**Exercise task**
Go through the material and write it all out exactly, minus the pictures.

# Input rows start

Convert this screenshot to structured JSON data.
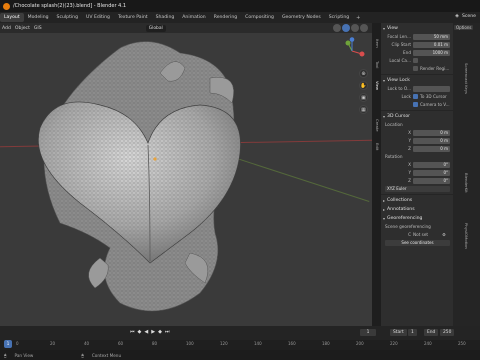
{
  "window": {
    "title": "/Chocolate splash(2)(23).blend] - Blender 4.1"
  },
  "workspaces": {
    "tabs": [
      "Layout",
      "Modeling",
      "Sculpting",
      "UV Editing",
      "Texture Paint",
      "Shading",
      "Animation",
      "Rendering",
      "Compositing",
      "Geometry Nodes",
      "Scripting"
    ],
    "add": "+",
    "scene_label": "Scene"
  },
  "header": {
    "menus": [
      "Add",
      "Object",
      "GIS"
    ],
    "transform_orientation": "Global"
  },
  "sidebar_tabs": [
    "Item",
    "Tool",
    "View",
    "Create",
    "Edit",
    "Screencast Keys",
    "BlenderKit",
    "PhysiOMotion"
  ],
  "n_panel": {
    "view_header": "View",
    "focal_length_label": "Focal Len...",
    "focal_length_value": "50 mm",
    "clip_start_label": "Clip Start",
    "clip_start_value": "0.01 m",
    "clip_end_label": "End",
    "clip_end_value": "1000 m",
    "local_camera_label": "Local Ca...",
    "render_region_label": "Render Regi...",
    "view_lock_header": "View Lock",
    "lock_to_object_label": "Lock to O...",
    "lock_label": "Lock",
    "to_3d_cursor": "To 3D Cursor",
    "camera_to_view": "Camera to V...",
    "cursor_header": "3D Cursor",
    "location_label": "Location",
    "x_label": "X",
    "x_value": "0 m",
    "y_label": "Y",
    "y_value": "0 m",
    "z_label": "Z",
    "z_value": "0 m",
    "rotation_label": "Rotation",
    "rx_value": "0°",
    "ry_value": "0°",
    "rz_value": "0°",
    "rotation_mode": "XYZ Euler",
    "collections_header": "Collections",
    "annotations_header": "Annotations",
    "georeferencing_header": "Georeferencing",
    "scene_geo_label": "Scene georeferencing",
    "crs_label": "C",
    "crs_value": "Not set",
    "see_coords": "See coordinates"
  },
  "options_label": "Options",
  "timeline": {
    "start_label": "Start",
    "start_value": "1",
    "end_label": "End",
    "end_value": "250",
    "current_frame": "1",
    "ticks": [
      "0",
      "20",
      "40",
      "60",
      "80",
      "100",
      "120",
      "140",
      "160",
      "180",
      "200",
      "220",
      "240",
      "250"
    ]
  },
  "status": {
    "left": "Pan View",
    "right": "Context Menu"
  }
}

# Input rows end

**The output**
Convert this screenshot to structured JSON data.
{
  "window": {
    "title": "/Chocolate splash(2)(23).blend] - Blender 4.1"
  },
  "workspaces": {
    "tabs": [
      "Layout",
      "Modeling",
      "Sculpting",
      "UV Editing",
      "Texture Paint",
      "Shading",
      "Animation",
      "Rendering",
      "Compositing",
      "Geometry Nodes",
      "Scripting"
    ],
    "add": "+",
    "scene_label": "Scene"
  },
  "header": {
    "menus": [
      "Add",
      "Object",
      "GIS"
    ],
    "transform_orientation": "Global"
  },
  "sidebar_tabs": [
    "Item",
    "Tool",
    "View",
    "Create",
    "Edit",
    "Screencast Keys",
    "BlenderKit",
    "PhysiOMotion"
  ],
  "n_panel": {
    "view_header": "View",
    "focal_length_label": "Focal Len...",
    "focal_length_value": "50 mm",
    "clip_start_label": "Clip Start",
    "clip_start_value": "0.01 m",
    "clip_end_label": "End",
    "clip_end_value": "1000 m",
    "local_camera_label": "Local Ca...",
    "render_region_label": "Render Regi...",
    "view_lock_header": "View Lock",
    "lock_to_object_label": "Lock to O...",
    "lock_label": "Lock",
    "to_3d_cursor": "To 3D Cursor",
    "camera_to_view": "Camera to V...",
    "cursor_header": "3D Cursor",
    "location_label": "Location",
    "x_label": "X",
    "x_value": "0 m",
    "y_label": "Y",
    "y_value": "0 m",
    "z_label": "Z",
    "z_value": "0 m",
    "rotation_label": "Rotation",
    "rx_value": "0°",
    "ry_value": "0°",
    "rz_value": "0°",
    "rotation_mode": "XYZ Euler",
    "collections_header": "Collections",
    "annotations_header": "Annotations",
    "georeferencing_header": "Georeferencing",
    "scene_geo_label": "Scene georeferencing",
    "crs_label": "C",
    "crs_value": "Not set",
    "see_coords": "See coordinates"
  },
  "options_label": "Options",
  "timeline": {
    "start_label": "Start",
    "start_value": "1",
    "end_label": "End",
    "end_value": "250",
    "current_frame": "1",
    "ticks": [
      "0",
      "20",
      "40",
      "60",
      "80",
      "100",
      "120",
      "140",
      "160",
      "180",
      "200",
      "220",
      "240",
      "250"
    ]
  },
  "status": {
    "left": "Pan View",
    "right": "Context Menu"
  }
}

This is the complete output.